Dataset rows about figures:
— begin —
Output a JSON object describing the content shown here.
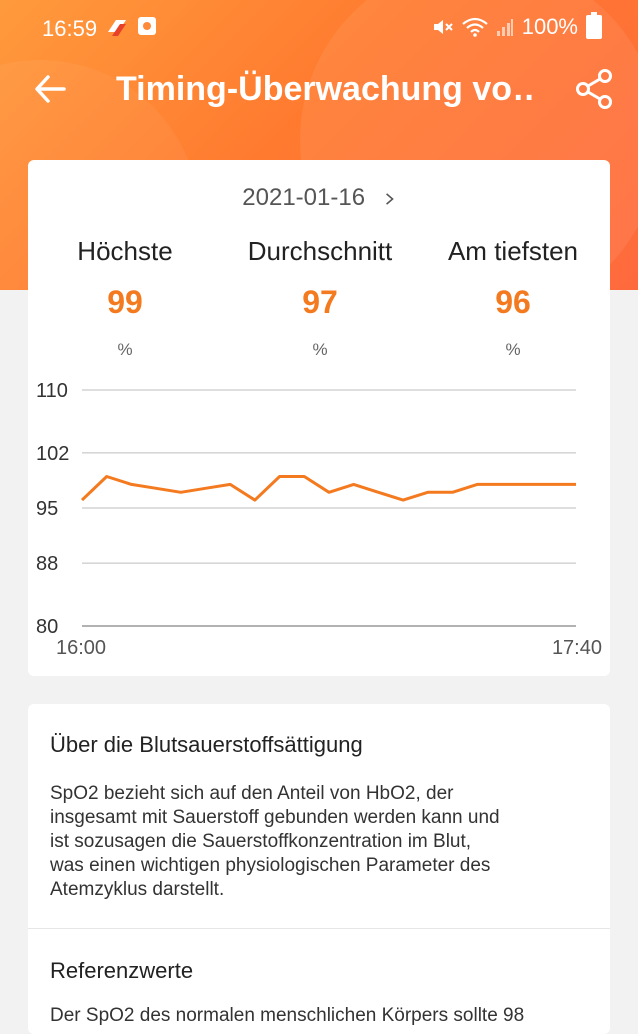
{
  "status_bar": {
    "time": "16:59",
    "battery": "100%",
    "icons": [
      "app-logo-icon",
      "app-notification-icon",
      "mute-icon",
      "wifi-icon",
      "signal-icon",
      "battery-icon"
    ]
  },
  "header": {
    "title": "Timing-Überwachung vo…"
  },
  "date": {
    "value": "2021-01-16"
  },
  "stats": [
    {
      "label": "Höchste",
      "value": "99",
      "unit": "%"
    },
    {
      "label": "Durchschnitt",
      "value": "97",
      "unit": "%"
    },
    {
      "label": "Am tiefsten",
      "value": "96",
      "unit": "%"
    }
  ],
  "colors": {
    "accent": "#f47a20",
    "header_gradient_start": "#ff9a3c",
    "header_gradient_end": "#ff6a3d",
    "grid": "#bdbdbd"
  },
  "chart_data": {
    "type": "line",
    "title": "",
    "xlabel": "",
    "ylabel": "",
    "x_tick_labels": [
      "16:00",
      "17:40"
    ],
    "y_ticks": [
      110,
      102,
      95,
      88,
      80
    ],
    "ylim": [
      80,
      110
    ],
    "grid": true,
    "series": [
      {
        "name": "",
        "values": [
          96,
          99,
          98,
          97.5,
          97,
          97.5,
          98,
          96,
          99,
          99,
          97,
          98,
          97,
          96,
          97,
          97,
          98,
          98,
          98,
          98,
          98
        ]
      }
    ]
  },
  "about": {
    "title": "Über die Blutsauerstoffsättigung",
    "lines": [
      "SpO2 bezieht sich auf den Anteil von HbO2, der",
      "insgesamt mit Sauerstoff gebunden werden kann und",
      "ist sozusagen die Sauerstoffkonzentration im Blut,",
      "was einen wichtigen physiologischen Parameter des",
      "Atemzyklus darstellt."
    ]
  },
  "reference": {
    "title": "Referenzwerte",
    "text": "Der SpO2 des normalen menschlichen Körpers sollte 98"
  }
}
— end —
Set the listing down in full and exactly. Pictures within it should not appear in the copy.

## THE SOLUTION
Output a JSON object describing the content shown here.
{
  "status_bar": {
    "time": "16:59",
    "battery": "100%",
    "icons": [
      "app-logo-icon",
      "app-notification-icon",
      "mute-icon",
      "wifi-icon",
      "signal-icon",
      "battery-icon"
    ]
  },
  "header": {
    "title": "Timing-Überwachung vo…"
  },
  "date": {
    "value": "2021-01-16"
  },
  "stats": [
    {
      "label": "Höchste",
      "value": "99",
      "unit": "%"
    },
    {
      "label": "Durchschnitt",
      "value": "97",
      "unit": "%"
    },
    {
      "label": "Am tiefsten",
      "value": "96",
      "unit": "%"
    }
  ],
  "colors": {
    "accent": "#f47a20",
    "header_gradient_start": "#ff9a3c",
    "header_gradient_end": "#ff6a3d",
    "grid": "#bdbdbd"
  },
  "chart_data": {
    "type": "line",
    "title": "",
    "xlabel": "",
    "ylabel": "",
    "x_tick_labels": [
      "16:00",
      "17:40"
    ],
    "y_ticks": [
      110,
      102,
      95,
      88,
      80
    ],
    "ylim": [
      80,
      110
    ],
    "grid": true,
    "series": [
      {
        "name": "",
        "values": [
          96,
          99,
          98,
          97.5,
          97,
          97.5,
          98,
          96,
          99,
          99,
          97,
          98,
          97,
          96,
          97,
          97,
          98,
          98,
          98,
          98,
          98
        ]
      }
    ]
  },
  "about": {
    "title": "Über die Blutsauerstoffsättigung",
    "lines": [
      "SpO2 bezieht sich auf den Anteil von HbO2, der",
      "insgesamt mit Sauerstoff gebunden werden kann und",
      "ist sozusagen die Sauerstoffkonzentration im Blut,",
      "was einen wichtigen physiologischen Parameter des",
      "Atemzyklus darstellt."
    ]
  },
  "reference": {
    "title": "Referenzwerte",
    "text": "Der SpO2 des normalen menschlichen Körpers sollte 98"
  }
}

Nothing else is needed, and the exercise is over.